▸ **Aplique a leitura**:
#1 Reproduza fielmente a parte do texto sobre o projeto de apoio a grávidas que começa em "O objetivo do" e segue até "o novo coronavírus.".
#2 Dê prosseguimento ao texto sobre o projeto de apoio a grávidas durante a pandemia a partir do ponto em que ele termina.

O objetivo do projeto é auxiliar outras grávidas que estão vivendo esse momento delicado durante a pandemia. Mas ele também tem ajudado Xenya a se reconectar com o que foi interrompido repentinamente com o novo coronavírus.
“Eu estava voltando a trabalhar, com perspectiva de novos projetos, estava em um movimento de ter mais tempo para mim. A minha filha também estava no processo de adaptação da escola. E, como todo mundo, tive a vida de antes cancelada. Então, poder me conectar com esse tema, que é gestação, traz conexão com a vida”.
E, assim como a roda de escrita a lembrou do poder da união feminina na gestação, o projeto continua a trazê-la para próximo desse sentimento. “Nós, mulheres, temos que caminhar mais juntas. A força que esse projeto traz para o meu maternar é imensa, de querer estar mais próxima delas. Fortalecer essa presença feminina fora do ponto de vista comum em que competimos uma com a outra”.

▸ **Conjunto de linhas**:
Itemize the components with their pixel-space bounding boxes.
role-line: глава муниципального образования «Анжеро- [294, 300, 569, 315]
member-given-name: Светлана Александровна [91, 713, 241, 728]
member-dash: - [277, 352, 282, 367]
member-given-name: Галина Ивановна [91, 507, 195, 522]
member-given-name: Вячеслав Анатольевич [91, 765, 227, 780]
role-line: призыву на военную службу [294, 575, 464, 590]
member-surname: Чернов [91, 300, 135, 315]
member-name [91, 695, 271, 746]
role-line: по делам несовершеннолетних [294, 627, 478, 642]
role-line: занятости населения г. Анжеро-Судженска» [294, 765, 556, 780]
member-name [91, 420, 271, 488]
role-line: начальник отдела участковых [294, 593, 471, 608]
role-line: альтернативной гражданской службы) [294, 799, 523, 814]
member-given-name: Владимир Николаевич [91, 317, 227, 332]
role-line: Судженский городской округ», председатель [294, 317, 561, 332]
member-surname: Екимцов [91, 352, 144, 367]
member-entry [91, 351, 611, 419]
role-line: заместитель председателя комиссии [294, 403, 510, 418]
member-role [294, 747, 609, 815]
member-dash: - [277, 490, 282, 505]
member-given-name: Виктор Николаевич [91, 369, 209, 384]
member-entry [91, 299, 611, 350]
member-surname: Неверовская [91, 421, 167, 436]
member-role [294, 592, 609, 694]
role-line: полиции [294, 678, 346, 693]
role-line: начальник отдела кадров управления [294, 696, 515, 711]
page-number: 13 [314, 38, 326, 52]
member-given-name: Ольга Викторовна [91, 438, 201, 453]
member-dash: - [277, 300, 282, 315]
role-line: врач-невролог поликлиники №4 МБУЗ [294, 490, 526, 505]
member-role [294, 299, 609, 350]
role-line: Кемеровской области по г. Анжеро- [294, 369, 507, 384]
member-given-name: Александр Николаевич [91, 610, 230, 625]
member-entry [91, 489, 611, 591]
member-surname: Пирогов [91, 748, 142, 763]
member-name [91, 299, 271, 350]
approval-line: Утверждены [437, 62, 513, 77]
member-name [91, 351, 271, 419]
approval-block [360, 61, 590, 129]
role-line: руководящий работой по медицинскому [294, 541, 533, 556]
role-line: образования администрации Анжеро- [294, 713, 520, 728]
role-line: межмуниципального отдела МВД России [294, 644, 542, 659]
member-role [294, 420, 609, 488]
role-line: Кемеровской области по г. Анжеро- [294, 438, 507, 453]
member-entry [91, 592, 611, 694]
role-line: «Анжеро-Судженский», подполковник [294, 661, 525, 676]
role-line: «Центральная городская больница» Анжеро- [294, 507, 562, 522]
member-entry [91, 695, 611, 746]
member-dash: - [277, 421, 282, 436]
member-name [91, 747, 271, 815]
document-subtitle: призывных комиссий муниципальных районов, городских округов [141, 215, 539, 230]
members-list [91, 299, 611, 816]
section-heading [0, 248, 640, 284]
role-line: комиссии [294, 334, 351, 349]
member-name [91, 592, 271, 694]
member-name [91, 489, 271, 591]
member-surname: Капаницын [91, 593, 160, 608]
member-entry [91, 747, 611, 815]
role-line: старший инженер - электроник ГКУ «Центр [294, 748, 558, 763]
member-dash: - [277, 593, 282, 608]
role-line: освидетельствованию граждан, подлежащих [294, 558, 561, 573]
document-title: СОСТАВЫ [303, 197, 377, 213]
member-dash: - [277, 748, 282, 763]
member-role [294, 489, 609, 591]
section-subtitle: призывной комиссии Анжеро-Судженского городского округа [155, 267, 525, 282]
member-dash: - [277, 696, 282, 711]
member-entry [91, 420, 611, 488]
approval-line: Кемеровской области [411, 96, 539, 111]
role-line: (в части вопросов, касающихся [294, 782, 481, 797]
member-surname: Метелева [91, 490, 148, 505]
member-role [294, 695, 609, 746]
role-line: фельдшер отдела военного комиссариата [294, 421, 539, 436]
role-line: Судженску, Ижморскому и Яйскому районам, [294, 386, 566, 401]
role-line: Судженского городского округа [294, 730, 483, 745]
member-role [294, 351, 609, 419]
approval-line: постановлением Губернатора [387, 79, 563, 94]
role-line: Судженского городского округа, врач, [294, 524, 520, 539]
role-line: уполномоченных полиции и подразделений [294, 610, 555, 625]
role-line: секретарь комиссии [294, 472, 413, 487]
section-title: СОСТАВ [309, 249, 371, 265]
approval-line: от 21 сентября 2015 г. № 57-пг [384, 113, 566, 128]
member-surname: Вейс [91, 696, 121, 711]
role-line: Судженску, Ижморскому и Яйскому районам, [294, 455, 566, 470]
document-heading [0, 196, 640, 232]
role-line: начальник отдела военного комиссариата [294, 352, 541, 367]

▸ **Respostas às tarefas**:
#1
O objetivo do projeto é auxiliar outras grávidas que estão vivendo esse momento delicado durante a pandemia. Mas ele também tem ajudado Xenya a se reconectar com o que foi interrompido repentinamente com o novo coronavírus.

#2
Para participar, as cartas podem ser enviadas pelo e-mail queridagestante@gmail.com ou ainda pelo direct do Instagram. Sobre o tamanho, Xenya pede pelo máximo de 30 linhas para que o texto não vá para os comentários. Mas a jornalista entende que, às vezes, alguns assuntos pedem por mais espaço.
Já sobre o tema, ela apenas direciona as participantes para que pensem que estão realmente escrevendo uma carta para outra grávida e como gostariam de acalantá-la neste momento. A única exigência é que ela seja feita com sinceridade e carinho, sem se preocupar com os erros de português ou outros detalhes menores.